Copy the data exactly; pictures stay out of the copy.

——————————

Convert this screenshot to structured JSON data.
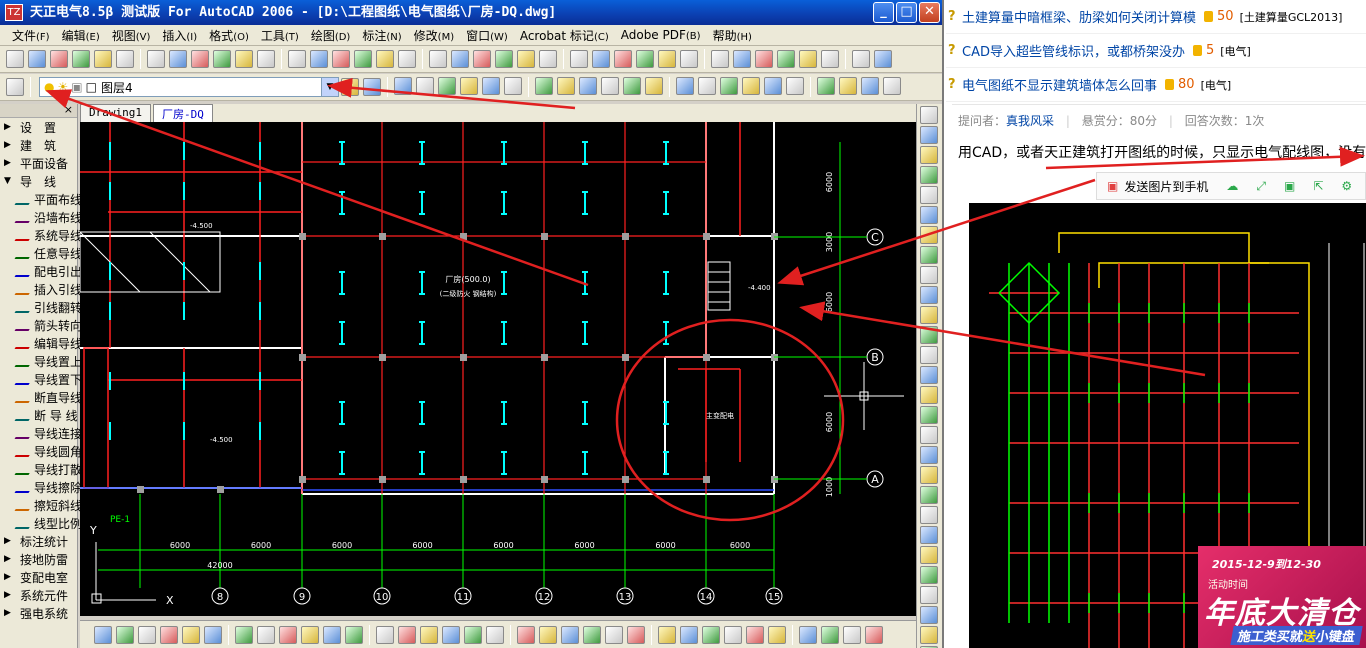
{
  "window": {
    "title": "天正电气8.5β 测试版 For AutoCAD 2006 - [D:\\工程图纸\\电气图纸\\厂房-DQ.dwg]",
    "app_icon": "TZ",
    "minimize": "_",
    "maximize": "□",
    "close": "✕"
  },
  "menu": [
    {
      "label": "文件",
      "key": "(F)"
    },
    {
      "label": "编辑",
      "key": "(E)"
    },
    {
      "label": "视图",
      "key": "(V)"
    },
    {
      "label": "插入",
      "key": "(I)"
    },
    {
      "label": "格式",
      "key": "(O)"
    },
    {
      "label": "工具",
      "key": "(T)"
    },
    {
      "label": "绘图",
      "key": "(D)"
    },
    {
      "label": "标注",
      "key": "(N)"
    },
    {
      "label": "修改",
      "key": "(M)"
    },
    {
      "label": "窗口",
      "key": "(W)"
    },
    {
      "label": "Acrobat 标记",
      "key": "(C)"
    },
    {
      "label": "Adobe PDF",
      "key": "(B)"
    },
    {
      "label": "帮助",
      "key": "(H)"
    }
  ],
  "layer": {
    "current": "图层4"
  },
  "drawing_tabs": [
    {
      "label": "Drawing1",
      "active": false
    },
    {
      "label": "厂房-DQ",
      "active": true
    }
  ],
  "left_panel": [
    {
      "label": "设　置",
      "marker": "▶"
    },
    {
      "label": "建　筑",
      "marker": "▶"
    },
    {
      "label": "平面设备",
      "marker": "▶"
    },
    {
      "label": "导　线",
      "marker": "▼"
    },
    {
      "label": "平面布线",
      "marker": ""
    },
    {
      "label": "沿墙布线",
      "marker": ""
    },
    {
      "label": "系统导线",
      "marker": ""
    },
    {
      "label": "任意导线",
      "marker": ""
    },
    {
      "label": "配电引出",
      "marker": ""
    },
    {
      "label": "插入引线",
      "marker": ""
    },
    {
      "label": "引线翻转",
      "marker": ""
    },
    {
      "label": "箭头转向",
      "marker": ""
    },
    {
      "label": "编辑导线",
      "marker": ""
    },
    {
      "label": "导线置上",
      "marker": ""
    },
    {
      "label": "导线置下",
      "marker": ""
    },
    {
      "label": "断直导线",
      "marker": ""
    },
    {
      "label": "断 导 线",
      "marker": ""
    },
    {
      "label": "导线连接",
      "marker": ""
    },
    {
      "label": "导线圆角",
      "marker": ""
    },
    {
      "label": "导线打散",
      "marker": ""
    },
    {
      "label": "导线擦除",
      "marker": ""
    },
    {
      "label": "擦短斜线",
      "marker": ""
    },
    {
      "label": "线型比例",
      "marker": ""
    },
    {
      "label": "标注统计",
      "marker": "▶"
    },
    {
      "label": "接地防雷",
      "marker": "▶"
    },
    {
      "label": "变配电室",
      "marker": "▶"
    },
    {
      "label": "系统元件",
      "marker": "▶"
    },
    {
      "label": "强电系统",
      "marker": "▶"
    }
  ],
  "drawing": {
    "room_label": "厂房(500.0)",
    "room_sub": "(二级防火 钢结构)",
    "room_label2": "主变配电",
    "elev_1": "-4.500",
    "elev_2": "-4.400",
    "elev_3": "-4.500",
    "dims": [
      "6000",
      "6000",
      "6000",
      "6000",
      "6000",
      "6000",
      "6000",
      "6000"
    ],
    "total_dim": "42000",
    "axis_numbers": [
      "8",
      "9",
      "10",
      "11",
      "12",
      "13",
      "14",
      "15"
    ],
    "axis_letters": [
      "C",
      "B",
      "A"
    ],
    "side_dims": [
      "6000",
      "3000",
      "6000",
      "6000",
      "1000"
    ],
    "tag_pe": "PE-1",
    "ucs_x": "X",
    "ucs_y": "Y"
  },
  "web": {
    "related": [
      {
        "title": "土建算量中暗框梁、肋梁如何关闭计算模",
        "points": "50",
        "category": "[土建算量GCL2013]"
      },
      {
        "title": "CAD导入超些管线标识，或都桥架没办",
        "points": "5",
        "category": "[电气]"
      },
      {
        "title": "电气图纸不显示建筑墙体怎么回事",
        "points": "80",
        "category": "[电气]"
      }
    ],
    "asker_label": "提问者：",
    "asker": "真我风采",
    "reward": "悬赏分：80分",
    "answers": "回答次数：1次",
    "question": "用CAD，或者天正建筑打开图纸的时候，只显示电气配线图，没有",
    "send_phone": "发送图片到手机",
    "ad": {
      "date": "2015-12-9到12-30",
      "tag": "活动时间",
      "headline": "年底大清仓",
      "slogan_pre": "施工类买就",
      "slogan_hl": "送",
      "slogan_post": "小键盘"
    }
  },
  "colors": {
    "cad_bg": "#000000",
    "wall": "#ffffff",
    "wire_red": "#ff2020",
    "fixture": "#00ffff",
    "axis_green": "#00ff00",
    "annotation_red": "#e02020"
  }
}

——————————

### Answer for the task
Convert this screenshot to structured JSON data.
{
  "window": {
    "title": "天正电气8.5β 测试版 For AutoCAD 2006 - [D:\\工程图纸\\电气图纸\\厂房-DQ.dwg]",
    "app_icon": "TZ",
    "minimize": "_",
    "maximize": "□",
    "close": "✕"
  },
  "menu": [
    {
      "label": "文件",
      "key": "(F)"
    },
    {
      "label": "编辑",
      "key": "(E)"
    },
    {
      "label": "视图",
      "key": "(V)"
    },
    {
      "label": "插入",
      "key": "(I)"
    },
    {
      "label": "格式",
      "key": "(O)"
    },
    {
      "label": "工具",
      "key": "(T)"
    },
    {
      "label": "绘图",
      "key": "(D)"
    },
    {
      "label": "标注",
      "key": "(N)"
    },
    {
      "label": "修改",
      "key": "(M)"
    },
    {
      "label": "窗口",
      "key": "(W)"
    },
    {
      "label": "Acrobat 标记",
      "key": "(C)"
    },
    {
      "label": "Adobe PDF",
      "key": "(B)"
    },
    {
      "label": "帮助",
      "key": "(H)"
    }
  ],
  "layer": {
    "current": "图层4"
  },
  "drawing_tabs": [
    {
      "label": "Drawing1",
      "active": false
    },
    {
      "label": "厂房-DQ",
      "active": true
    }
  ],
  "left_panel": [
    {
      "label": "设　置",
      "marker": "▶"
    },
    {
      "label": "建　筑",
      "marker": "▶"
    },
    {
      "label": "平面设备",
      "marker": "▶"
    },
    {
      "label": "导　线",
      "marker": "▼"
    },
    {
      "label": "平面布线",
      "marker": ""
    },
    {
      "label": "沿墙布线",
      "marker": ""
    },
    {
      "label": "系统导线",
      "marker": ""
    },
    {
      "label": "任意导线",
      "marker": ""
    },
    {
      "label": "配电引出",
      "marker": ""
    },
    {
      "label": "插入引线",
      "marker": ""
    },
    {
      "label": "引线翻转",
      "marker": ""
    },
    {
      "label": "箭头转向",
      "marker": ""
    },
    {
      "label": "编辑导线",
      "marker": ""
    },
    {
      "label": "导线置上",
      "marker": ""
    },
    {
      "label": "导线置下",
      "marker": ""
    },
    {
      "label": "断直导线",
      "marker": ""
    },
    {
      "label": "断 导 线",
      "marker": ""
    },
    {
      "label": "导线连接",
      "marker": ""
    },
    {
      "label": "导线圆角",
      "marker": ""
    },
    {
      "label": "导线打散",
      "marker": ""
    },
    {
      "label": "导线擦除",
      "marker": ""
    },
    {
      "label": "擦短斜线",
      "marker": ""
    },
    {
      "label": "线型比例",
      "marker": ""
    },
    {
      "label": "标注统计",
      "marker": "▶"
    },
    {
      "label": "接地防雷",
      "marker": "▶"
    },
    {
      "label": "变配电室",
      "marker": "▶"
    },
    {
      "label": "系统元件",
      "marker": "▶"
    },
    {
      "label": "强电系统",
      "marker": "▶"
    }
  ],
  "drawing": {
    "room_label": "厂房(500.0)",
    "room_sub": "(二级防火 钢结构)",
    "room_label2": "主变配电",
    "elev_1": "-4.500",
    "elev_2": "-4.400",
    "elev_3": "-4.500",
    "dims": [
      "6000",
      "6000",
      "6000",
      "6000",
      "6000",
      "6000",
      "6000",
      "6000"
    ],
    "total_dim": "42000",
    "axis_numbers": [
      "8",
      "9",
      "10",
      "11",
      "12",
      "13",
      "14",
      "15"
    ],
    "axis_letters": [
      "C",
      "B",
      "A"
    ],
    "side_dims": [
      "6000",
      "3000",
      "6000",
      "6000",
      "1000"
    ],
    "tag_pe": "PE-1",
    "ucs_x": "X",
    "ucs_y": "Y"
  },
  "web": {
    "related": [
      {
        "title": "土建算量中暗框梁、肋梁如何关闭计算模",
        "points": "50",
        "category": "[土建算量GCL2013]"
      },
      {
        "title": "CAD导入超些管线标识，或都桥架没办",
        "points": "5",
        "category": "[电气]"
      },
      {
        "title": "电气图纸不显示建筑墙体怎么回事",
        "points": "80",
        "category": "[电气]"
      }
    ],
    "asker_label": "提问者：",
    "asker": "真我风采",
    "reward": "悬赏分：80分",
    "answers": "回答次数：1次",
    "question": "用CAD，或者天正建筑打开图纸的时候，只显示电气配线图，没有",
    "send_phone": "发送图片到手机",
    "ad": {
      "date": "2015-12-9到12-30",
      "tag": "活动时间",
      "headline": "年底大清仓",
      "slogan_pre": "施工类买就",
      "slogan_hl": "送",
      "slogan_post": "小键盘"
    }
  },
  "colors": {
    "cad_bg": "#000000",
    "wall": "#ffffff",
    "wire_red": "#ff2020",
    "fixture": "#00ffff",
    "axis_green": "#00ff00",
    "annotation_red": "#e02020"
  }
}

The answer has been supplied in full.